Problem: Search the data for the word "Mean" and copy every line where it occurs.

Saved entries
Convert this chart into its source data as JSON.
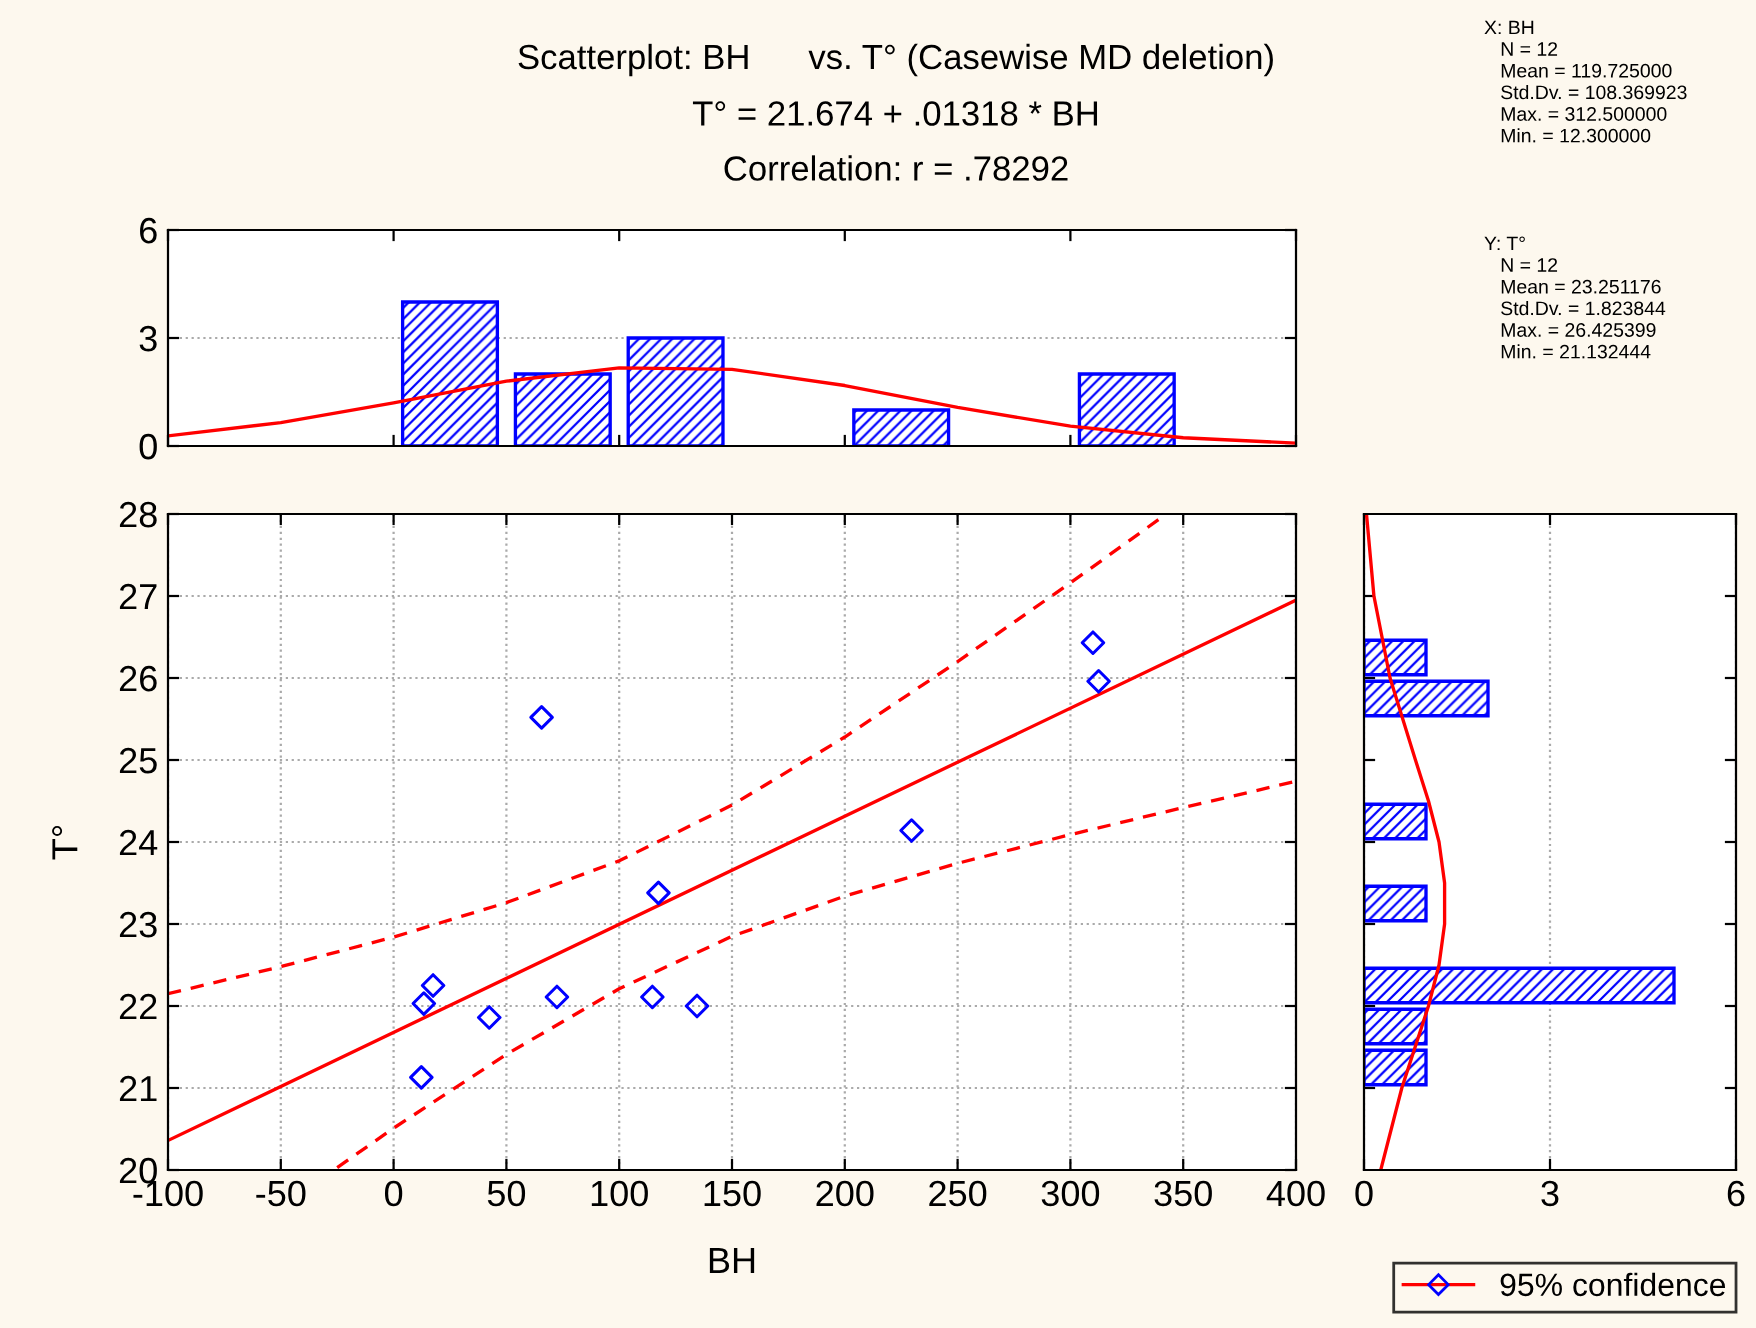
{
  "chart_data": [
    {
      "type": "histogram",
      "title": "Scatterplot: BH      vs. T° (Casewise MD deletion)",
      "subtitle": "T° = 21.674 + .01318 * BH\nCorrelation: r = .78292",
      "annotations": [
        "X: BH\n   N = 12\n   Mean = 119.725000\n   Std.Dv. = 108.369923\n   Max. = 312.500000\n   Min. = 12.300000",
        "Y: T°\n   N = 12\n   Mean = 23.251176\n   Std.Dv. = 1.823844\n   Max. = 26.425399\n   Min. = 21.132444"
      ],
      "bins": [
        0,
        50,
        100,
        150,
        200,
        250,
        300,
        350
      ],
      "series": [
        {
          "color": "#0000ff",
          "values": [
            4,
            2,
            3,
            0,
            1,
            0,
            2
          ]
        },
        {
          "type": "line",
          "color": "#ff0000",
          "x": [
            -100,
            -50,
            0,
            50,
            100,
            150,
            200,
            250,
            300,
            350,
            400
          ],
          "values": [
            0.28,
            0.65,
            1.2,
            1.8,
            2.17,
            2.13,
            1.68,
            1.07,
            0.55,
            0.23,
            0.08
          ]
        }
      ],
      "xlim": [
        -100,
        400
      ],
      "ylim": [
        0,
        6
      ],
      "yticks": [
        0,
        3,
        6
      ],
      "grid": "y",
      "tick_labels": "y"
    },
    {
      "type": "scatter",
      "xlabel": "BH",
      "ylabel": "T°",
      "series": [
        {
          "color": "#0000ff",
          "marker": "diamond",
          "x": [
            65.6,
            310,
            312.5,
            229.6,
            117.4,
            17.5,
            13.4,
            12.3,
            42.4,
            72.4,
            114.7,
            134.5
          ],
          "values": [
            25.52,
            26.43,
            25.96,
            24.14,
            23.38,
            22.25,
            22.03,
            21.13,
            21.86,
            22.11,
            22.11,
            22.0
          ]
        },
        {
          "type": "line",
          "name": "95% confidence",
          "color": "#ff0000",
          "line_style": "solid",
          "x": [
            -100,
            400
          ],
          "values": [
            20.36,
            26.95
          ]
        },
        {
          "type": "line",
          "color": "#ff0000",
          "line_style": "dashed",
          "x": [
            -100,
            -50,
            0,
            50,
            100,
            150,
            200,
            250,
            300,
            340
          ],
          "values": [
            22.15,
            22.48,
            22.84,
            23.26,
            23.77,
            24.45,
            25.28,
            26.2,
            27.16,
            27.95
          ]
        },
        {
          "type": "line",
          "color": "#ff0000",
          "line_style": "dashed",
          "x": [
            -25,
            0,
            50,
            100,
            150,
            200,
            250,
            300,
            350,
            400
          ],
          "values": [
            20.03,
            20.51,
            21.41,
            22.21,
            22.85,
            23.34,
            23.74,
            24.09,
            24.42,
            24.74
          ]
        }
      ],
      "xlim": [
        -100,
        400
      ],
      "xticks": [
        -100,
        -50,
        0,
        50,
        100,
        150,
        200,
        250,
        300,
        350,
        400
      ],
      "ylim": [
        20,
        28
      ],
      "yticks": [
        20,
        21,
        22,
        23,
        24,
        25,
        26,
        27,
        28
      ],
      "grid": true,
      "legend": "bottom right"
    },
    {
      "type": "histogram",
      "orientation": "horizontal",
      "bins": [
        20,
        20.5,
        21,
        21.5,
        22,
        22.5,
        23,
        23.5,
        24,
        24.5,
        25,
        25.5,
        26,
        26.5,
        27,
        27.5,
        28
      ],
      "series": [
        {
          "color": "#0000ff",
          "values": [
            0,
            0,
            1,
            1,
            5,
            0,
            1,
            0,
            1,
            0,
            0,
            2,
            1,
            0,
            0,
            0
          ]
        },
        {
          "type": "line",
          "color": "#ff0000",
          "x": [
            20,
            21,
            22,
            22.5,
            23,
            23.5,
            24,
            24.5,
            25,
            26,
            27,
            28
          ],
          "values": [
            0.27,
            0.61,
            1.04,
            1.21,
            1.3,
            1.3,
            1.21,
            1.04,
            0.83,
            0.42,
            0.16,
            0.04
          ]
        }
      ],
      "ylim": [
        20,
        28
      ],
      "xlim": [
        0,
        6
      ],
      "xticks": [
        0,
        3,
        6
      ],
      "grid": "x",
      "tick_labels": "x"
    }
  ]
}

Output of the exercise:
        "X: BH\n   N = 12\n   Mean = 119.725000\n   Std.Dv. = 108.369923\n   Max. = 312.500000\n   Min. = 12.300000",
        "Y: T°\n   N = 12\n   Mean = 23.251176\n   Std.Dv. = 1.823844\n   Max. = 26.425399\n   Min. = 21.132444"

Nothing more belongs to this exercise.